START

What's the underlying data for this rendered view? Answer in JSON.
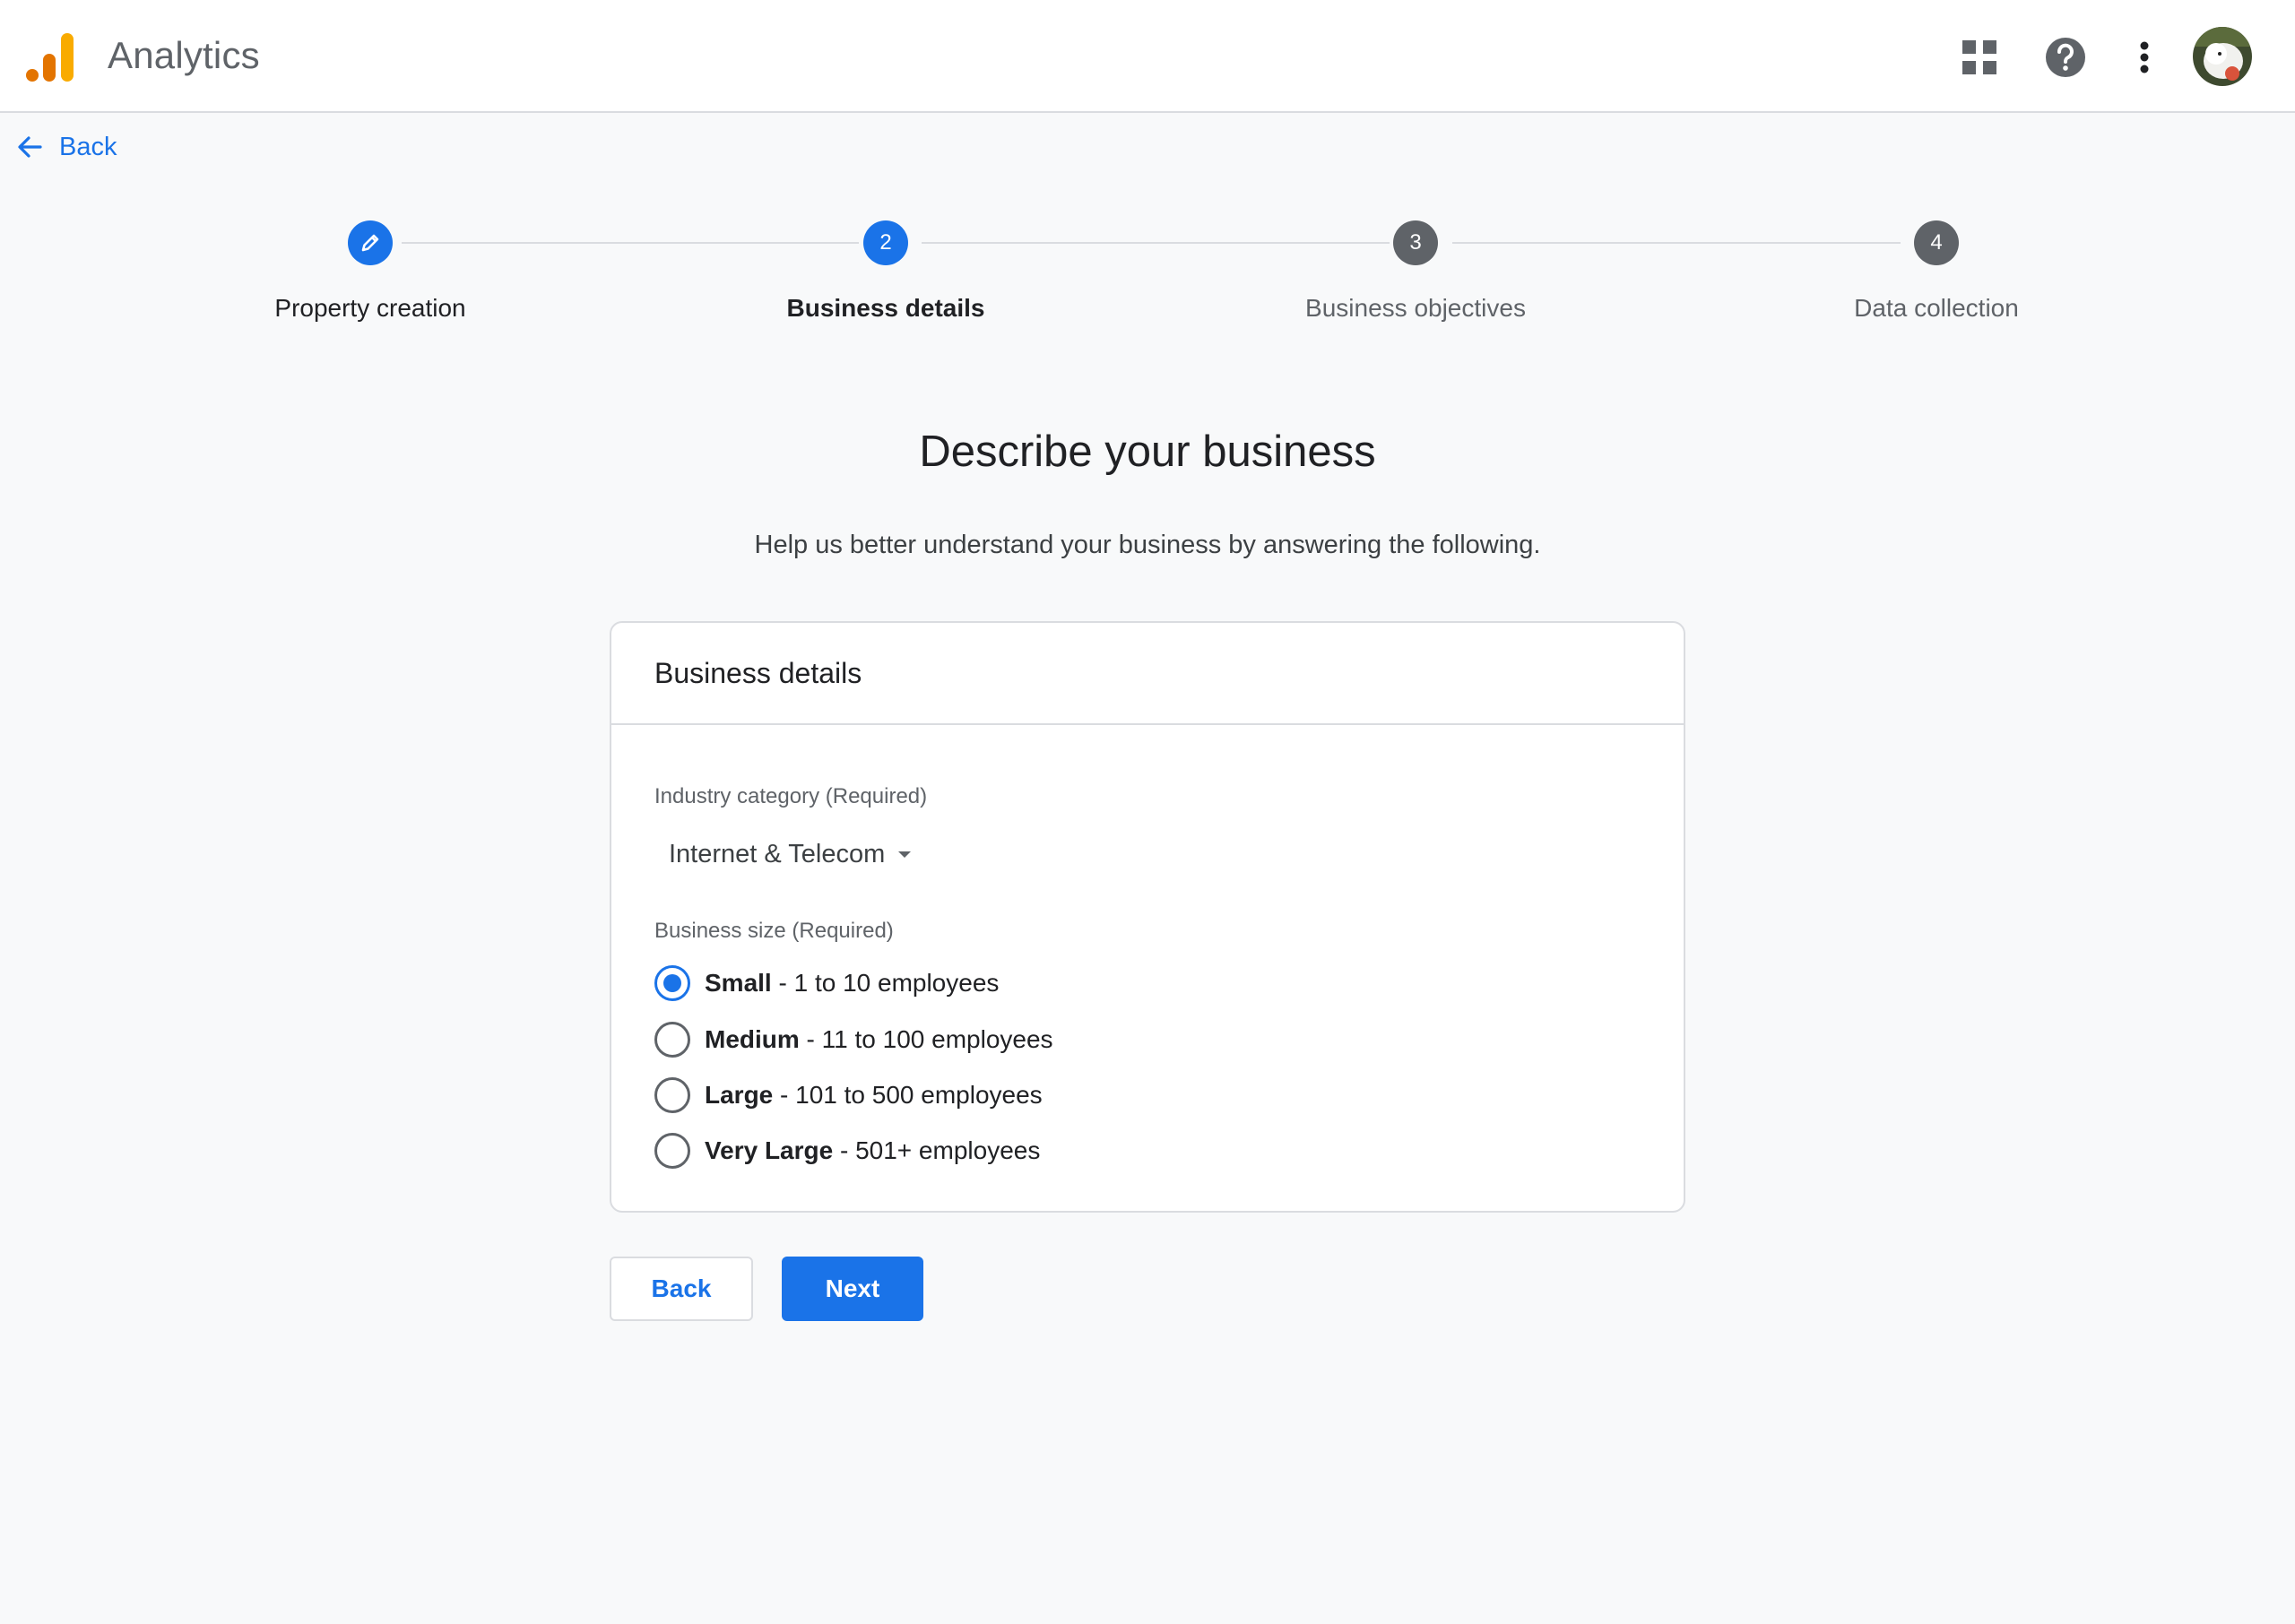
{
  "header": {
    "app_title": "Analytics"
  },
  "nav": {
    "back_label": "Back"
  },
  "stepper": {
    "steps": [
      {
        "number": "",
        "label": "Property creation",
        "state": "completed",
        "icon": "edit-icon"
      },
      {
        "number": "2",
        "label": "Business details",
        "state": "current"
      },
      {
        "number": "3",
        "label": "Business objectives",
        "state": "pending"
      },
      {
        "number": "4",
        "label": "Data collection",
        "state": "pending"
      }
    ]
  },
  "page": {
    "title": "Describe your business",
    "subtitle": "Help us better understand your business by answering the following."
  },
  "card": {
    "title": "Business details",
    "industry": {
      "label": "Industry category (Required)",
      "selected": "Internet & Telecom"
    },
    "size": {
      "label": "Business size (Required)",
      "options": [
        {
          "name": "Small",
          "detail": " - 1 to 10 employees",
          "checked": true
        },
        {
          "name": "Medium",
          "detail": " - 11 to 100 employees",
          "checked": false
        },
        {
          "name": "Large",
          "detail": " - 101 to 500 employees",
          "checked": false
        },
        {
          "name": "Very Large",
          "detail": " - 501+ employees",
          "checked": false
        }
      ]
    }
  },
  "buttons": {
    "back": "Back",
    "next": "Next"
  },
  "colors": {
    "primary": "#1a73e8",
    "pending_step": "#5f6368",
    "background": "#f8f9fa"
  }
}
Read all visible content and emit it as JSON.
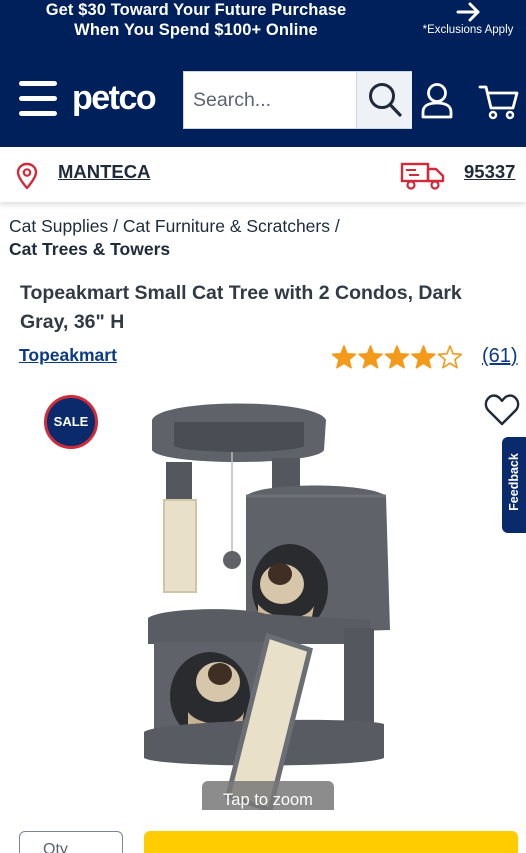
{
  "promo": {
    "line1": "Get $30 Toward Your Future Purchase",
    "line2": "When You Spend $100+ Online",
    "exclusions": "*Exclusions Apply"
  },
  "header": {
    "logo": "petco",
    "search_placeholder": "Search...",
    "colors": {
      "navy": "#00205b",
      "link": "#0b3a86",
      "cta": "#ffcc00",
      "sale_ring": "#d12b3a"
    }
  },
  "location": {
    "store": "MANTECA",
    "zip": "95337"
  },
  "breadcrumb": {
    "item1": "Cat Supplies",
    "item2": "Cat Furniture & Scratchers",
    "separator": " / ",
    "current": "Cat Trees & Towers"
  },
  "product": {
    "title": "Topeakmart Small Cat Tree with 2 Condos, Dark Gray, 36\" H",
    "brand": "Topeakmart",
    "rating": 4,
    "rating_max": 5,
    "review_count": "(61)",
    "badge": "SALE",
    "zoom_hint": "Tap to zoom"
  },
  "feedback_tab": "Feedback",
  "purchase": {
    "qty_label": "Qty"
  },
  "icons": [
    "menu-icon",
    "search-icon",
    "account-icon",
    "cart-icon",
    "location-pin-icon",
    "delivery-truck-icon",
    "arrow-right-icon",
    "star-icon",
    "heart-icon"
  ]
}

END

▶ **PROBLEM DETAILS**: The required output is the lines from the one containing "Read all visible content and emit it as JSON." through the end of the records above, reproduced exactly, with no pictures.

▶ **EXERCISE RESPONSE**:
Read all visible content and emit it as JSON.
{
  "promo": {
    "line1": "Get $30 Toward Your Future Purchase",
    "line2": "When You Spend $100+ Online",
    "exclusions": "*Exclusions Apply"
  },
  "header": {
    "logo": "petco",
    "search_placeholder": "Search...",
    "colors": {
      "navy": "#00205b",
      "link": "#0b3a86",
      "cta": "#ffcc00",
      "sale_ring": "#d12b3a"
    }
  },
  "location": {
    "store": "MANTECA",
    "zip": "95337"
  },
  "breadcrumb": {
    "item1": "Cat Supplies",
    "item2": "Cat Furniture & Scratchers",
    "separator": " / ",
    "current": "Cat Trees & Towers"
  },
  "product": {
    "title": "Topeakmart Small Cat Tree with 2 Condos, Dark Gray, 36\" H",
    "brand": "Topeakmart",
    "rating": 4,
    "rating_max": 5,
    "review_count": "(61)",
    "badge": "SALE",
    "zoom_hint": "Tap to zoom"
  },
  "feedback_tab": "Feedback",
  "purchase": {
    "qty_label": "Qty"
  },
  "icons": [
    "menu-icon",
    "search-icon",
    "account-icon",
    "cart-icon",
    "location-pin-icon",
    "delivery-truck-icon",
    "arrow-right-icon",
    "star-icon",
    "heart-icon"
  ]
}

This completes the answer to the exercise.